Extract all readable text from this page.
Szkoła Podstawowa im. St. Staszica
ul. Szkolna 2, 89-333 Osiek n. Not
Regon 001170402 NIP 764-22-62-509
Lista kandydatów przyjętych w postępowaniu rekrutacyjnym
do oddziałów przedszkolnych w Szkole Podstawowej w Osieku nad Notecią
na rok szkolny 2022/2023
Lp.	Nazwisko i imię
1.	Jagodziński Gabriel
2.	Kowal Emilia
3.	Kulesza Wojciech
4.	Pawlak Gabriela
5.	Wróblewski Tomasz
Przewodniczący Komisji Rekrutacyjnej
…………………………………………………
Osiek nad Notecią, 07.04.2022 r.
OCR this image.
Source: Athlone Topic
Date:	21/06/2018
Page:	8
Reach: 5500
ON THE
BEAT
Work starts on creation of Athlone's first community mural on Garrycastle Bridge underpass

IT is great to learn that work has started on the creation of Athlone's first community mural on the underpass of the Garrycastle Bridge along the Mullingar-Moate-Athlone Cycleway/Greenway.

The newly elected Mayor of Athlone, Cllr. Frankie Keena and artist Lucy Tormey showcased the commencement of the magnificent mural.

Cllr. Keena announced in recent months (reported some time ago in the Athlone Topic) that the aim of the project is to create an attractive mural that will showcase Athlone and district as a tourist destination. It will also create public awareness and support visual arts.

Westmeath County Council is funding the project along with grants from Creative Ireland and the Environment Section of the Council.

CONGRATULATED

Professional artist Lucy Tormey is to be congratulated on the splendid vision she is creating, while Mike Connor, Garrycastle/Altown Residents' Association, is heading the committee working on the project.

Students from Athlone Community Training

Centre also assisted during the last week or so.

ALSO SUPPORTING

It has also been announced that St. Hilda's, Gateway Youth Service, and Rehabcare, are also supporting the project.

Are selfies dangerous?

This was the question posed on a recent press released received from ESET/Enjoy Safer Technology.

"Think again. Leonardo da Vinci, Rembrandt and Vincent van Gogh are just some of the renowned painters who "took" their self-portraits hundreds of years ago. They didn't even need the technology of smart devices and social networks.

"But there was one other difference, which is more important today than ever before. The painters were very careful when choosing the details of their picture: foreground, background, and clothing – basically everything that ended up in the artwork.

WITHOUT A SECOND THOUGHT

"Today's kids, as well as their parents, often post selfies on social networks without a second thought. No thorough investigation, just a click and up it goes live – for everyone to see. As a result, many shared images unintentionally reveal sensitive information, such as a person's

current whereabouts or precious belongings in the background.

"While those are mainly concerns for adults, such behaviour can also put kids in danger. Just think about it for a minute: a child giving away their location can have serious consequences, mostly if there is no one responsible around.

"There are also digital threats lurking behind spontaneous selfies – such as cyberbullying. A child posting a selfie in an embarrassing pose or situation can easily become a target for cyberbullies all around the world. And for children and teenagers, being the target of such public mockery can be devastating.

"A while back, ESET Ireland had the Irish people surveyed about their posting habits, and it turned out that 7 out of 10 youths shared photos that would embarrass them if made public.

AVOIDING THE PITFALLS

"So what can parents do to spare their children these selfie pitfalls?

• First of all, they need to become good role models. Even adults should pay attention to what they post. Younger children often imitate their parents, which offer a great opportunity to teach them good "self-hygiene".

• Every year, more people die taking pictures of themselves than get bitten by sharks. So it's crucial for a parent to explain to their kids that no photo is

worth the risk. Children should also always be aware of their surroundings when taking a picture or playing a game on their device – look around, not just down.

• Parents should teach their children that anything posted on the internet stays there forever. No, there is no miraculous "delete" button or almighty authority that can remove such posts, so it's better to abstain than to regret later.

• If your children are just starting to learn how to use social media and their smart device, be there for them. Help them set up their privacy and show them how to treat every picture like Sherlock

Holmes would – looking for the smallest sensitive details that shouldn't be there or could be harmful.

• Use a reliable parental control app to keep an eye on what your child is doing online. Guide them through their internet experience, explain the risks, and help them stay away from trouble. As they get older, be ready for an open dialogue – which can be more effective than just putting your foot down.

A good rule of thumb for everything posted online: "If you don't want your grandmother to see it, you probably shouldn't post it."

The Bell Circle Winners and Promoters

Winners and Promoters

Short problem:
From the data, list each line in which the string "Bridge" appears.

Response to this exercise:
Work starts on creation of Athlone's first community mural on Garrycastle Bridge underpass
IT is great to learn that work has started on the creation of Athlone's first community mural on the underpass of the Garrycastle Bridge along the Mullingar-Moate-Athlone Cycleway/Greenway.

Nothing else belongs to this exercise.